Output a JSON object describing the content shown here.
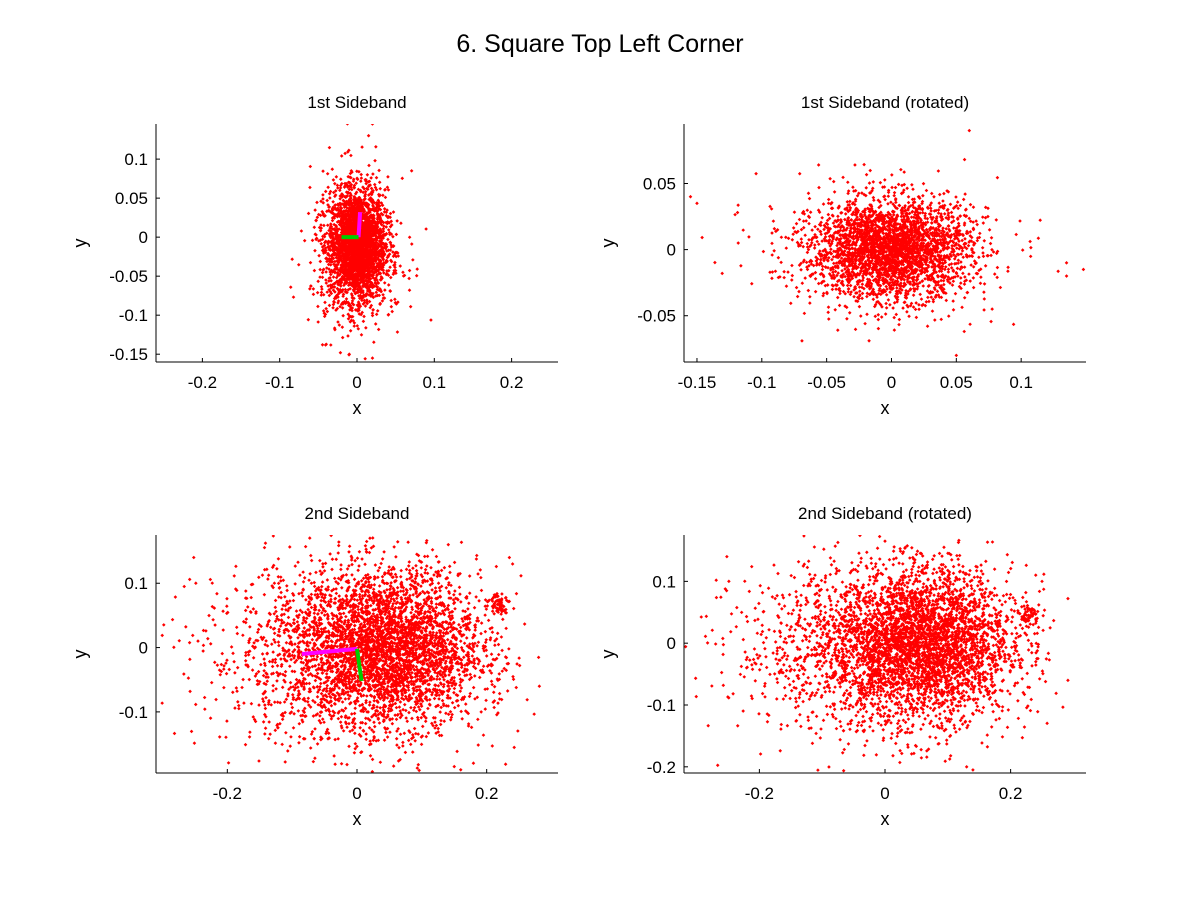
{
  "figure_title": "6. Square Top Left Corner",
  "colors": {
    "points": "#ff0000",
    "axis1": "#ff00ff",
    "axis2": "#00cc00",
    "axes": "#000000"
  },
  "chart_data": [
    {
      "type": "scatter",
      "title": "1st Sideband",
      "xlabel": "x",
      "ylabel": "y",
      "xlim": [
        -0.26,
        0.26
      ],
      "ylim": [
        -0.16,
        0.145
      ],
      "xticks": [
        -0.2,
        -0.1,
        0,
        0.1,
        0.2
      ],
      "yticks": [
        -0.15,
        -0.1,
        -0.05,
        0,
        0.05,
        0.1
      ],
      "xtick_labels": [
        "-0.2",
        "-0.1",
        "0",
        "0.1",
        "0.2"
      ],
      "ytick_labels": [
        "-0.15",
        "-0.1",
        "-0.05",
        "0",
        "0.05",
        "0.1"
      ],
      "grid": false,
      "clusters": [
        {
          "cx": 0.0,
          "cy": -0.01,
          "sx": 0.018,
          "sy": 0.035,
          "n": 2600,
          "dense": true
        },
        {
          "cx": 0.0,
          "cy": -0.02,
          "sx": 0.03,
          "sy": 0.05,
          "n": 500
        }
      ],
      "outliers": [
        [
          0.02,
          0.145
        ],
        [
          0.015,
          0.13
        ],
        [
          0.02,
          -0.155
        ],
        [
          -0.01,
          -0.15
        ]
      ],
      "axis_lines": [
        {
          "name": "principal-axis-1",
          "color": "#ff00ff",
          "x": [
            0.002,
            0.004
          ],
          "y": [
            0.0,
            0.032
          ]
        },
        {
          "name": "principal-axis-2",
          "color": "#00cc00",
          "x": [
            0.002,
            -0.02
          ],
          "y": [
            0.0,
            0.0
          ]
        }
      ]
    },
    {
      "type": "scatter",
      "title": "1st Sideband (rotated)",
      "xlabel": "x",
      "ylabel": "y",
      "xlim": [
        -0.16,
        0.15
      ],
      "ylim": [
        -0.085,
        0.095
      ],
      "xticks": [
        -0.15,
        -0.1,
        -0.05,
        0,
        0.05,
        0.1
      ],
      "yticks": [
        -0.05,
        0,
        0.05
      ],
      "xtick_labels": [
        "-0.15",
        "-0.1",
        "-0.05",
        "0",
        "0.05",
        "0.1"
      ],
      "ytick_labels": [
        "-0.05",
        "0",
        "0.05"
      ],
      "grid": false,
      "clusters": [
        {
          "cx": 0.0,
          "cy": 0.0,
          "sx": 0.03,
          "sy": 0.018,
          "n": 2600,
          "dense": true
        },
        {
          "cx": -0.01,
          "cy": 0.0,
          "sx": 0.045,
          "sy": 0.025,
          "n": 500
        }
      ],
      "outliers": [
        [
          0.135,
          -0.02
        ],
        [
          0.148,
          -0.015
        ],
        [
          0.135,
          -0.01
        ],
        [
          -0.155,
          0.04
        ],
        [
          -0.15,
          0.035
        ],
        [
          0.06,
          0.09
        ],
        [
          0.05,
          -0.08
        ]
      ],
      "axis_lines": []
    },
    {
      "type": "scatter",
      "title": "2nd Sideband",
      "xlabel": "x",
      "ylabel": "y",
      "xlim": [
        -0.31,
        0.31
      ],
      "ylim": [
        -0.195,
        0.175
      ],
      "xticks": [
        -0.2,
        0,
        0.2
      ],
      "yticks": [
        -0.1,
        0,
        0.1
      ],
      "xtick_labels": [
        "-0.2",
        "0",
        "0.2"
      ],
      "ytick_labels": [
        "-0.1",
        "0",
        "0.1"
      ],
      "grid": false,
      "clusters": [
        {
          "cx": 0.05,
          "cy": 0.0,
          "sx": 0.07,
          "sy": 0.06,
          "n": 3000,
          "dense": true
        },
        {
          "cx": -0.02,
          "cy": -0.01,
          "sx": 0.11,
          "sy": 0.07,
          "n": 1400
        },
        {
          "cx": 0.22,
          "cy": 0.07,
          "sx": 0.008,
          "sy": 0.008,
          "n": 60
        }
      ],
      "outliers": [
        [
          0.16,
          -0.19
        ],
        [
          0.15,
          -0.185
        ],
        [
          0.235,
          0.14
        ],
        [
          0.24,
          0.13
        ],
        [
          0.02,
          0.17
        ]
      ],
      "axis_lines": [
        {
          "name": "principal-axis-1",
          "color": "#ff00ff",
          "x": [
            0.0,
            -0.085
          ],
          "y": [
            -0.002,
            -0.01
          ]
        },
        {
          "name": "principal-axis-2",
          "color": "#00cc00",
          "x": [
            0.0,
            0.007
          ],
          "y": [
            -0.002,
            -0.052
          ]
        }
      ]
    },
    {
      "type": "scatter",
      "title": "2nd Sideband (rotated)",
      "xlabel": "x",
      "ylabel": "y",
      "xlim": [
        -0.32,
        0.32
      ],
      "ylim": [
        -0.21,
        0.175
      ],
      "xticks": [
        -0.2,
        0,
        0.2
      ],
      "yticks": [
        -0.2,
        -0.1,
        0,
        0.1
      ],
      "xtick_labels": [
        "-0.2",
        "0",
        "0.2"
      ],
      "ytick_labels": [
        "-0.2",
        "-0.1",
        "0",
        "0.1"
      ],
      "grid": false,
      "clusters": [
        {
          "cx": 0.06,
          "cy": 0.0,
          "sx": 0.07,
          "sy": 0.06,
          "n": 3000,
          "dense": true
        },
        {
          "cx": -0.02,
          "cy": -0.01,
          "sx": 0.11,
          "sy": 0.07,
          "n": 1400
        },
        {
          "cx": 0.23,
          "cy": 0.045,
          "sx": 0.008,
          "sy": 0.008,
          "n": 60
        }
      ],
      "outliers": [
        [
          0.14,
          -0.205
        ],
        [
          0.13,
          -0.2
        ],
        [
          0.24,
          0.11
        ],
        [
          0.25,
          0.1
        ],
        [
          0.0,
          0.165
        ]
      ],
      "axis_lines": []
    }
  ]
}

-=-=-

Locate all lines that include the word "rotated" and copy them out.

ANSWER TO THIS EXERCISE:
      "title": "1st Sideband (rotated)",
      "title": "2nd Sideband (rotated)",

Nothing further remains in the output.